:: EXERCISE INPUTS ::

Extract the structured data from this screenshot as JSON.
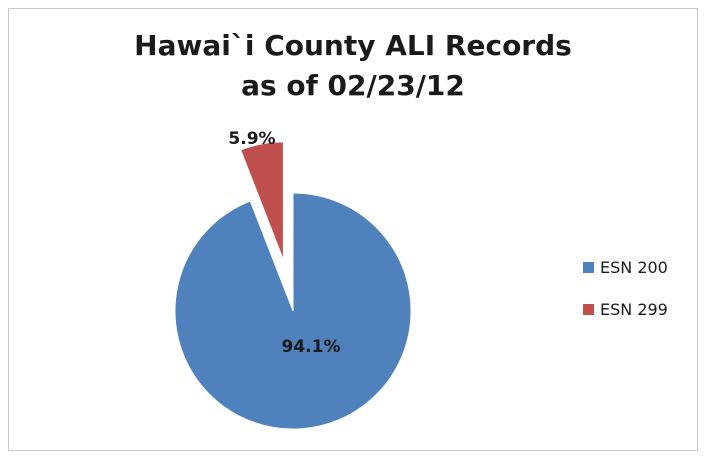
{
  "chart_data": {
    "type": "pie",
    "title_line1": "Hawai`i County ALI Records",
    "title_line2": "as of 02/23/12",
    "slices": [
      {
        "label": "ESN 200",
        "value": 94.1,
        "display": "94.1%",
        "color": "#4F81BD"
      },
      {
        "label": "ESN 299",
        "value": 5.9,
        "display": "5.9%",
        "color": "#C0504D",
        "exploded": true
      }
    ],
    "legend_position": "right"
  }
}
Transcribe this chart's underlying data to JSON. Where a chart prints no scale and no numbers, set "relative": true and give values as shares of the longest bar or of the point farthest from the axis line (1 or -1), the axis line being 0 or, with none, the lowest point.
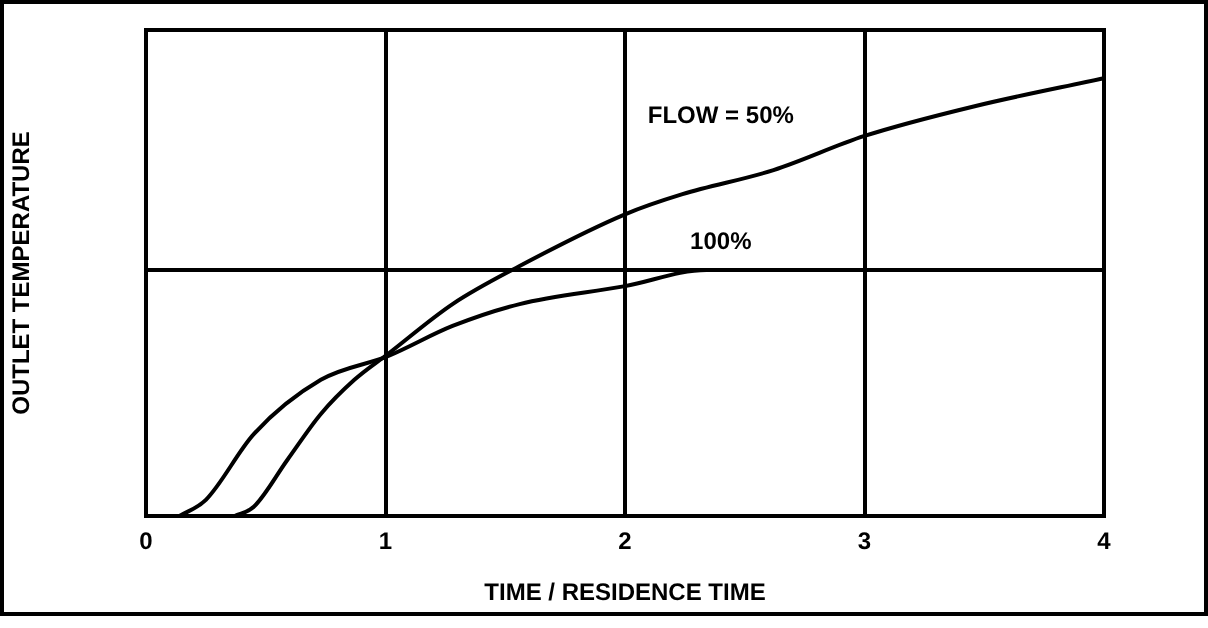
{
  "chart_data": {
    "type": "line",
    "xlabel": "TIME / RESIDENCE TIME",
    "ylabel": "OUTLET TEMPERATURE",
    "relative": true,
    "xlim": [
      0,
      4
    ],
    "xticks": [
      0,
      1,
      2,
      3,
      4
    ],
    "grid": "x",
    "tick_labels": "x",
    "legend": false,
    "marker": "none",
    "line_style": "solid",
    "series": [
      {
        "name": "FLOW = 50%",
        "color": "#000000",
        "x": [
          0.37,
          0.45,
          0.59,
          0.73,
          0.87,
          1.01,
          1.28,
          1.56,
          2.0,
          2.24,
          2.62,
          3.0,
          3.46,
          4.0
        ],
        "values": [
          0,
          0.021,
          0.128,
          0.233,
          0.311,
          0.37,
          0.484,
          0.571,
          0.689,
          0.735,
          0.79,
          0.868,
          0.936,
          1
        ]
      },
      {
        "name": "100%",
        "color": "#000000",
        "x": [
          0.14,
          0.25,
          0.45,
          0.73,
          1.01,
          1.28,
          1.56,
          2.0,
          2.34,
          3.0,
          4.0
        ],
        "values": [
          0,
          0.037,
          0.187,
          0.311,
          0.365,
          0.434,
          0.484,
          0.525,
          0.562,
          0.562,
          0.562
        ]
      }
    ],
    "ref_lines": [
      {
        "axis": "y",
        "value": 0.562,
        "color": "#000000"
      }
    ]
  }
}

:::

Write out each entry exactly as given, omitting any picture.

SOLUTION TO THE EXERCISE:
Extract the structured data from this screenshot as JSON.
{
  "chart_data": {
    "type": "pie",
    "title_line1": "Hawai`i County ALI Records",
    "title_line2": "as of 02/23/12",
    "slices": [
      {
        "label": "ESN 200",
        "value": 94.1,
        "display": "94.1%",
        "color": "#4F81BD"
      },
      {
        "label": "ESN 299",
        "value": 5.9,
        "display": "5.9%",
        "color": "#C0504D",
        "exploded": true
      }
    ],
    "legend_position": "right"
  }
}
Transcribe this chart's underlying data to JSON. Where a chart prints no scale and no numbers, set "relative": true and give values as shares of the longest bar or of the point farthest from the axis line (1 or -1), the axis line being 0 or, with none, the lowest point.
{
  "chart_data": {
    "type": "line",
    "xlabel": "TIME / RESIDENCE TIME",
    "ylabel": "OUTLET TEMPERATURE",
    "relative": true,
    "xlim": [
      0,
      4
    ],
    "xticks": [
      0,
      1,
      2,
      3,
      4
    ],
    "grid": "x",
    "tick_labels": "x",
    "legend": false,
    "marker": "none",
    "line_style": "solid",
    "series": [
      {
        "name": "FLOW = 50%",
        "color": "#000000",
        "x": [
          0.37,
          0.45,
          0.59,
          0.73,
          0.87,
          1.01,
          1.28,
          1.56,
          2.0,
          2.24,
          2.62,
          3.0,
          3.46,
          4.0
        ],
        "values": [
          0,
          0.021,
          0.128,
          0.233,
          0.311,
          0.37,
          0.484,
          0.571,
          0.689,
          0.735,
          0.79,
          0.868,
          0.936,
          1
        ]
      },
      {
        "name": "100%",
        "color": "#000000",
        "x": [
          0.14,
          0.25,
          0.45,
          0.73,
          1.01,
          1.28,
          1.56,
          2.0,
          2.34,
          3.0,
          4.0
        ],
        "values": [
          0,
          0.037,
          0.187,
          0.311,
          0.365,
          0.434,
          0.484,
          0.525,
          0.562,
          0.562,
          0.562
        ]
      }
    ],
    "ref_lines": [
      {
        "axis": "y",
        "value": 0.562,
        "color": "#000000"
      }
    ]
  }
}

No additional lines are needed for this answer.